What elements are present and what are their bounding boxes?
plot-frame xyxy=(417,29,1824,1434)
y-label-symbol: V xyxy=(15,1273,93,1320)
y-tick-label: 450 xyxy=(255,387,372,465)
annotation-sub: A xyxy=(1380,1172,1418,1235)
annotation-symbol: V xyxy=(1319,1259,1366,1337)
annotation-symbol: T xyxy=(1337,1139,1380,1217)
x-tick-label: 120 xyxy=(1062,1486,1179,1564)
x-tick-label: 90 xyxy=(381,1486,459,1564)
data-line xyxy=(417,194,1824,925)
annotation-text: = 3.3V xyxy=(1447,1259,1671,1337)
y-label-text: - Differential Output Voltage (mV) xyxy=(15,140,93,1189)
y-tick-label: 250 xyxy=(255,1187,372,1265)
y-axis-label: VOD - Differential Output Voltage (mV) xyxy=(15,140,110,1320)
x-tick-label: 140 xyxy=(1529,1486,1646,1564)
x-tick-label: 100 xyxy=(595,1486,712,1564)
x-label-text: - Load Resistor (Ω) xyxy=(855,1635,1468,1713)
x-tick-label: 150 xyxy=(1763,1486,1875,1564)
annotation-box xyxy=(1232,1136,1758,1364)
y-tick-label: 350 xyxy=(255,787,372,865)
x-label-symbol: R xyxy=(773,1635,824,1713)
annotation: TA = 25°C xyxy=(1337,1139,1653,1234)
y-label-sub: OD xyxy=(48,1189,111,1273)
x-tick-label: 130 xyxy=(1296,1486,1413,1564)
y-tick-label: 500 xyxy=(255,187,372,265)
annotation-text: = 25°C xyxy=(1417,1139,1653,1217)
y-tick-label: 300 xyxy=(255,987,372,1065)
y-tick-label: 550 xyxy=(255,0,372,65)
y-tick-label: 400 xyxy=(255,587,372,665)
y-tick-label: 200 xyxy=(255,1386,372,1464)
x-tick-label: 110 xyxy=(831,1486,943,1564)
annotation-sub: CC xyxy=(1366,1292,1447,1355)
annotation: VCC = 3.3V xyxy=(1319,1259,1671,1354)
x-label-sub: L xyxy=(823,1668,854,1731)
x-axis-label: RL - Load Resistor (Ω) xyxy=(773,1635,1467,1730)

◆ THE TASK
Copy out every line of the listing above, character for character and in its original order.

◆ FINAL RESULT
What elements are present and what are their bounding boxes?
plot-frame xyxy=(417,29,1824,1434)
y-label-symbol: V xyxy=(15,1273,93,1320)
y-tick-label: 450 xyxy=(255,387,372,465)
annotation-sub: A xyxy=(1380,1172,1418,1235)
annotation-symbol: V xyxy=(1319,1259,1366,1337)
annotation-symbol: T xyxy=(1337,1139,1380,1217)
x-tick-label: 120 xyxy=(1062,1486,1179,1564)
x-tick-label: 90 xyxy=(381,1486,459,1564)
data-line xyxy=(417,194,1824,925)
annotation-text: = 3.3V xyxy=(1447,1259,1671,1337)
y-label-text: - Differential Output Voltage (mV) xyxy=(15,140,93,1189)
y-tick-label: 250 xyxy=(255,1187,372,1265)
y-axis-label: VOD - Differential Output Voltage (mV) xyxy=(15,140,110,1320)
x-tick-label: 140 xyxy=(1529,1486,1646,1564)
x-tick-label: 100 xyxy=(595,1486,712,1564)
x-label-text: - Load Resistor (Ω) xyxy=(855,1635,1468,1713)
x-tick-label: 150 xyxy=(1763,1486,1875,1564)
annotation-box xyxy=(1232,1136,1758,1364)
y-tick-label: 350 xyxy=(255,787,372,865)
x-label-symbol: R xyxy=(773,1635,824,1713)
annotation: TA = 25°C xyxy=(1337,1139,1653,1234)
y-label-sub: OD xyxy=(48,1189,111,1273)
x-tick-label: 130 xyxy=(1296,1486,1413,1564)
y-tick-label: 500 xyxy=(255,187,372,265)
annotation-text: = 25°C xyxy=(1417,1139,1653,1217)
y-tick-label: 300 xyxy=(255,987,372,1065)
y-tick-label: 550 xyxy=(255,0,372,65)
y-tick-label: 400 xyxy=(255,587,372,665)
y-tick-label: 200 xyxy=(255,1386,372,1464)
x-tick-label: 110 xyxy=(831,1486,943,1564)
annotation-sub: CC xyxy=(1366,1292,1447,1355)
annotation: VCC = 3.3V xyxy=(1319,1259,1671,1354)
x-label-sub: L xyxy=(823,1668,854,1731)
x-axis-label: RL - Load Resistor (Ω) xyxy=(773,1635,1467,1730)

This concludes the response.